Descripción de la tarea >>
Convierta en una lista numerada las líneas que van desde el comienzo del listado hasta la línea que contiene "214, 591, 216]", ambas incluidas, y omita las líneas en blanco.

*** Listado de datos

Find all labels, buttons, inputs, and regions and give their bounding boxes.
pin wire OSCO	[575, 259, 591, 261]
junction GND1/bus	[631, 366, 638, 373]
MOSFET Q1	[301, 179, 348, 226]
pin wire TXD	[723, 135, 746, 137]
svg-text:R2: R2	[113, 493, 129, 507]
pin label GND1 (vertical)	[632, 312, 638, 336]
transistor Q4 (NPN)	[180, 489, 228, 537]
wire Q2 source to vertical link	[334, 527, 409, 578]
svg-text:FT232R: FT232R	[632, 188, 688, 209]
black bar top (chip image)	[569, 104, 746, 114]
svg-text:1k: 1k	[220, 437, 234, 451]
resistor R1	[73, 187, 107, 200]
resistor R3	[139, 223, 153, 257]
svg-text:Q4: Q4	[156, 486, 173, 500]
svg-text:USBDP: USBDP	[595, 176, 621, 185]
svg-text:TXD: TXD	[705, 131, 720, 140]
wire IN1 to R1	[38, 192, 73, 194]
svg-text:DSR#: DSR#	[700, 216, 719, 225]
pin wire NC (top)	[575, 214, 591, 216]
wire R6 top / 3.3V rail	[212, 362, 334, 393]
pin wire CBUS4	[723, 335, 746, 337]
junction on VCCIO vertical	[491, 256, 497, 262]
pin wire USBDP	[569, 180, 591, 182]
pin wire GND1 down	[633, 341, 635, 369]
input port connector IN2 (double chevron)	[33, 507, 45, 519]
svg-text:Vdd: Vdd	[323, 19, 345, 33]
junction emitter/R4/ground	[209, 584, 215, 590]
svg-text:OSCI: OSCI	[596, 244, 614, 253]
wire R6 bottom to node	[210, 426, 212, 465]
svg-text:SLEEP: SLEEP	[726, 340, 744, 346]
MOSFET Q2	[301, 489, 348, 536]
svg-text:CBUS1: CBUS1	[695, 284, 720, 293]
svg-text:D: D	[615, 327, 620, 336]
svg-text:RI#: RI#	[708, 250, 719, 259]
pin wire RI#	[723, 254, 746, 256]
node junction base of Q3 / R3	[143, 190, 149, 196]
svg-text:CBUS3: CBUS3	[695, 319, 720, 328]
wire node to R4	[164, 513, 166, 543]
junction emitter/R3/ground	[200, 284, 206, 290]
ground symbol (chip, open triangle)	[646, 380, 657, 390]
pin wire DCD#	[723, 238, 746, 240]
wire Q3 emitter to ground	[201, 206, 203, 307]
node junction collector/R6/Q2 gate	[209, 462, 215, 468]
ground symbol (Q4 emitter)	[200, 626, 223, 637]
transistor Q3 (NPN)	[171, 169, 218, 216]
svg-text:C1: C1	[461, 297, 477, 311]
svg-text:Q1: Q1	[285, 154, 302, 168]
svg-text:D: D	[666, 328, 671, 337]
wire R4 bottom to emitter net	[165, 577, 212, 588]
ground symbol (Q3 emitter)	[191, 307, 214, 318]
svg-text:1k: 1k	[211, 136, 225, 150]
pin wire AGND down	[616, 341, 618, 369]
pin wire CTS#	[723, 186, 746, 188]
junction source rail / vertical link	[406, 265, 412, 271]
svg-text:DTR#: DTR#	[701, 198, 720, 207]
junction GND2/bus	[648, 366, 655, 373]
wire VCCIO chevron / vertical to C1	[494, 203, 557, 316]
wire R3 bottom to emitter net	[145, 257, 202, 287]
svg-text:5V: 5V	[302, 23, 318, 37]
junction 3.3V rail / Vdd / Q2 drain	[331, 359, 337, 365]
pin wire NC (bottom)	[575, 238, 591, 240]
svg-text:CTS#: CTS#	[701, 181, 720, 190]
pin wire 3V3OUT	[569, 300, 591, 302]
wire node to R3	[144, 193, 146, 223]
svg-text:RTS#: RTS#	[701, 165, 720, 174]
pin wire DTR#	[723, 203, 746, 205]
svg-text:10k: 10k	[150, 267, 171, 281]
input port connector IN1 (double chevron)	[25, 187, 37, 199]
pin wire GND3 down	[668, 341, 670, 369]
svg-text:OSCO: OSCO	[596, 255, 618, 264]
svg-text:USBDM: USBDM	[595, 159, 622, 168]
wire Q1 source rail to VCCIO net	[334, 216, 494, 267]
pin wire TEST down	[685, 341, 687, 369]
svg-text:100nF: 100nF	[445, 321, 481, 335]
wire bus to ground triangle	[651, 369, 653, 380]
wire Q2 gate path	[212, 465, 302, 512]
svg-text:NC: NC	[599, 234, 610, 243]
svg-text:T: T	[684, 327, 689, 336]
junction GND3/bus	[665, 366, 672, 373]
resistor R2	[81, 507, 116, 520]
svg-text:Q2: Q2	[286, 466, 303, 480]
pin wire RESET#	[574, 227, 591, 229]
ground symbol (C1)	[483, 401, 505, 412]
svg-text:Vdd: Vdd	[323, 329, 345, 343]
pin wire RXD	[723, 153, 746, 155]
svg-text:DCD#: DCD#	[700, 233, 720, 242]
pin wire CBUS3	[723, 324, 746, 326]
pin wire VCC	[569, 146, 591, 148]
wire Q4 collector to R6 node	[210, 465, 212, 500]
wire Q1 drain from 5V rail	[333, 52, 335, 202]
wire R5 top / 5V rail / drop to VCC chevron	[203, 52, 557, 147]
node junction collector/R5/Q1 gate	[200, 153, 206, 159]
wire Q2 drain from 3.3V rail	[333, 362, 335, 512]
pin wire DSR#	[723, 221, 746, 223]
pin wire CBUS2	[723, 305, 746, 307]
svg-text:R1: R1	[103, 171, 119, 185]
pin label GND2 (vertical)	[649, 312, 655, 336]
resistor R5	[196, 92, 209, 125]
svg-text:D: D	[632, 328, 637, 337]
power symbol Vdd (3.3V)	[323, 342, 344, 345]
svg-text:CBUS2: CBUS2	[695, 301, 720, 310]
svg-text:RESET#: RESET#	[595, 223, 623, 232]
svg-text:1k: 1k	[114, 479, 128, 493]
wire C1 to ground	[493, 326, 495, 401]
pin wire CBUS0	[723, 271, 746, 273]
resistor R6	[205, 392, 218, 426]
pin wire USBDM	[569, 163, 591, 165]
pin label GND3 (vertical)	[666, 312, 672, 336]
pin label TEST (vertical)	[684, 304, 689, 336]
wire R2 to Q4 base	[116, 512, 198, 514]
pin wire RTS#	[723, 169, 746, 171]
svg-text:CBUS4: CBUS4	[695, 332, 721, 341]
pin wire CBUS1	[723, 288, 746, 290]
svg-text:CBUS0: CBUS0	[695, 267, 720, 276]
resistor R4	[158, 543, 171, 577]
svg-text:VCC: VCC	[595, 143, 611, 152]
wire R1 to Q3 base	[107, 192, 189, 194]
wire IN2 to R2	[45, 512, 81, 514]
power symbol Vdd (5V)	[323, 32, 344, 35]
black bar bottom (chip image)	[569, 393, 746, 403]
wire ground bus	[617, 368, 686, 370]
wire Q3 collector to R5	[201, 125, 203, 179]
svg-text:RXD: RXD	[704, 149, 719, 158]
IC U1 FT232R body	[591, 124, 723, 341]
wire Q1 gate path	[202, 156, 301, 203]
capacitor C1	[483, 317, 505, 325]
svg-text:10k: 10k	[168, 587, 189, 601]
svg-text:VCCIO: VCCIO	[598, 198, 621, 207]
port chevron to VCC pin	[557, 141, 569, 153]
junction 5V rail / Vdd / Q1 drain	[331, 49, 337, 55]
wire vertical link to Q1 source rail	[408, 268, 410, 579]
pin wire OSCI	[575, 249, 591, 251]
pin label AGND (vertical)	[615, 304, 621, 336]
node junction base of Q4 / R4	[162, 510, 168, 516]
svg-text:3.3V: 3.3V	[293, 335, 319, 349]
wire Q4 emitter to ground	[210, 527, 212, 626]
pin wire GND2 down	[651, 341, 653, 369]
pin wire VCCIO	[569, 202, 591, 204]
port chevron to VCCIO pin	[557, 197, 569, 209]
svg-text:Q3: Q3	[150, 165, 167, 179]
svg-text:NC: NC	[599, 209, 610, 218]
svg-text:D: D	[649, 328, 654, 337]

******

Respuesta correcta >>
1. Find all labels, buttons, inputs, and regions and give their bounding boxes.
2. pin wire OSCO	[575, 259, 591, 261]
3. junction GND1/bus	[631, 366, 638, 373]
4. MOSFET Q1	[301, 179, 348, 226]
5. pin wire TXD	[723, 135, 746, 137]
6. svg-text:R2: R2	[113, 493, 129, 507]
7. pin label GND1 (vertical)	[632, 312, 638, 336]
8. transistor Q4 (NPN)	[180, 489, 228, 537]
9. wire Q2 source to vertical link	[334, 527, 409, 578]
10. svg-text:FT232R: FT232R	[632, 188, 688, 209]
11. black bar top (chip image)	[569, 104, 746, 114]
12. svg-text:1k: 1k	[220, 437, 234, 451]
13. resistor R1	[73, 187, 107, 200]
14. resistor R3	[139, 223, 153, 257]
15. svg-text:Q4: Q4	[156, 486, 173, 500]
16. svg-text:USBDP: USBDP	[595, 176, 621, 185]
17. svg-text:TXD: TXD	[705, 131, 720, 140]
18. wire IN1 to R1	[38, 192, 73, 194]
19. svg-text:DSR#: DSR#	[700, 216, 719, 225]
20. pin wire NC (top)	[575, 214, 591, 216]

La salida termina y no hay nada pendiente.